STATED TASK: Copy every line of the data that includes the string "this".

DATASET EXTRACT:
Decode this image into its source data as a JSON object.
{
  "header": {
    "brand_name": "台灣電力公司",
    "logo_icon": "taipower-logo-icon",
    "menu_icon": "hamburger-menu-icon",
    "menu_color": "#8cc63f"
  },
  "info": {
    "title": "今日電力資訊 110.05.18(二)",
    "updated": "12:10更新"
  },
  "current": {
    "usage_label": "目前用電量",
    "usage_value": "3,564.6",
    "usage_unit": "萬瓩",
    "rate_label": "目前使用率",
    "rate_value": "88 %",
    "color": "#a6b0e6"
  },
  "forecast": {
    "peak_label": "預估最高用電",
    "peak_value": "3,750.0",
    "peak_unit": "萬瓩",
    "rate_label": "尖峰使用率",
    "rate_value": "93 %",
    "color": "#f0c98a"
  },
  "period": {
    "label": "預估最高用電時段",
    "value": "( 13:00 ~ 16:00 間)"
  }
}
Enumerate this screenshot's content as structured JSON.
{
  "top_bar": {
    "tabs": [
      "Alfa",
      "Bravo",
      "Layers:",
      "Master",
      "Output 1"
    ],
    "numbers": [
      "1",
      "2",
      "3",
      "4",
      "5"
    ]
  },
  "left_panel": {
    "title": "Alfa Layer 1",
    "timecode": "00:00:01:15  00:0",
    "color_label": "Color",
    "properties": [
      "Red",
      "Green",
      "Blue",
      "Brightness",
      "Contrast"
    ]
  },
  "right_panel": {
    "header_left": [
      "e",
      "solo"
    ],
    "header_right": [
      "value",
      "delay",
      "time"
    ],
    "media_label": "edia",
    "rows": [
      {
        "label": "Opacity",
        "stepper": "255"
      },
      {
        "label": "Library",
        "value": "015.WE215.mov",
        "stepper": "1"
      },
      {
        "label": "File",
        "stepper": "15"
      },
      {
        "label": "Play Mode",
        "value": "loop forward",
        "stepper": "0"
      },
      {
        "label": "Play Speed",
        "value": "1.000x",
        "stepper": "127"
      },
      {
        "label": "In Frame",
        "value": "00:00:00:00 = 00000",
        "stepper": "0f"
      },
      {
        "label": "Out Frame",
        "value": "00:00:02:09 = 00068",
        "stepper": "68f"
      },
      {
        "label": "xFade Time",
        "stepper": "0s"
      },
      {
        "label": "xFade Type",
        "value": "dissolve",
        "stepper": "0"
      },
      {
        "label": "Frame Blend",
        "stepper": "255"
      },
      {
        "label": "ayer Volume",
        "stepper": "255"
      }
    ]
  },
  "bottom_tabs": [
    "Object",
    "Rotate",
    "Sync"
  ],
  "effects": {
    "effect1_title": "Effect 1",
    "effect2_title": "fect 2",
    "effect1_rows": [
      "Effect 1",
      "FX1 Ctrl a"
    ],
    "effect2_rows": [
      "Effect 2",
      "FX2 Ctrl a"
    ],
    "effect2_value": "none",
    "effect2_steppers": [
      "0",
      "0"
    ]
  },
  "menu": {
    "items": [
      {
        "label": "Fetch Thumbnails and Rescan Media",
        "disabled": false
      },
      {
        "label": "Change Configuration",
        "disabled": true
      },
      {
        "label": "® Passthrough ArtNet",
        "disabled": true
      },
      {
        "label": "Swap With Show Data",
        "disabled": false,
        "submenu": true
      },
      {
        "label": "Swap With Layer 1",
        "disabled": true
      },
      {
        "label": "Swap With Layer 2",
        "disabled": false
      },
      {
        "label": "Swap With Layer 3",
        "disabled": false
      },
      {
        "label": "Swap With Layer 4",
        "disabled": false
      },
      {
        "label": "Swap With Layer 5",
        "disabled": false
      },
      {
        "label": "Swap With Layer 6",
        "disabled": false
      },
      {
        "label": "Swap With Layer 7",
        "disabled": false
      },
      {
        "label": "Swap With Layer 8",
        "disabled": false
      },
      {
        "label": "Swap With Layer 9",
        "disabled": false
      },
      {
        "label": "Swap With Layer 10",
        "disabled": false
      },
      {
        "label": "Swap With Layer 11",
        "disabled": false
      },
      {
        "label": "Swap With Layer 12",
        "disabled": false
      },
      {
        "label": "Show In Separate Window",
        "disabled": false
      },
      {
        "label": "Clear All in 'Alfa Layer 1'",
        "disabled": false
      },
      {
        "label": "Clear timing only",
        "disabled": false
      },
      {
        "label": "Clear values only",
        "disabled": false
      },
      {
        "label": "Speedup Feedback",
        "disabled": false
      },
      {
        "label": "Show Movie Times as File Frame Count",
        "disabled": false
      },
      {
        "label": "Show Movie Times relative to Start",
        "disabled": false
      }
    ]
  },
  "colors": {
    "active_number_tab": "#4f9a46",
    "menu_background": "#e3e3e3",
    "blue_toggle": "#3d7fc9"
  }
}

FINISHED EXERCISE:
Decode this image into its source data as a JSON object.
Enumerate this screenshot's content as structured JSON.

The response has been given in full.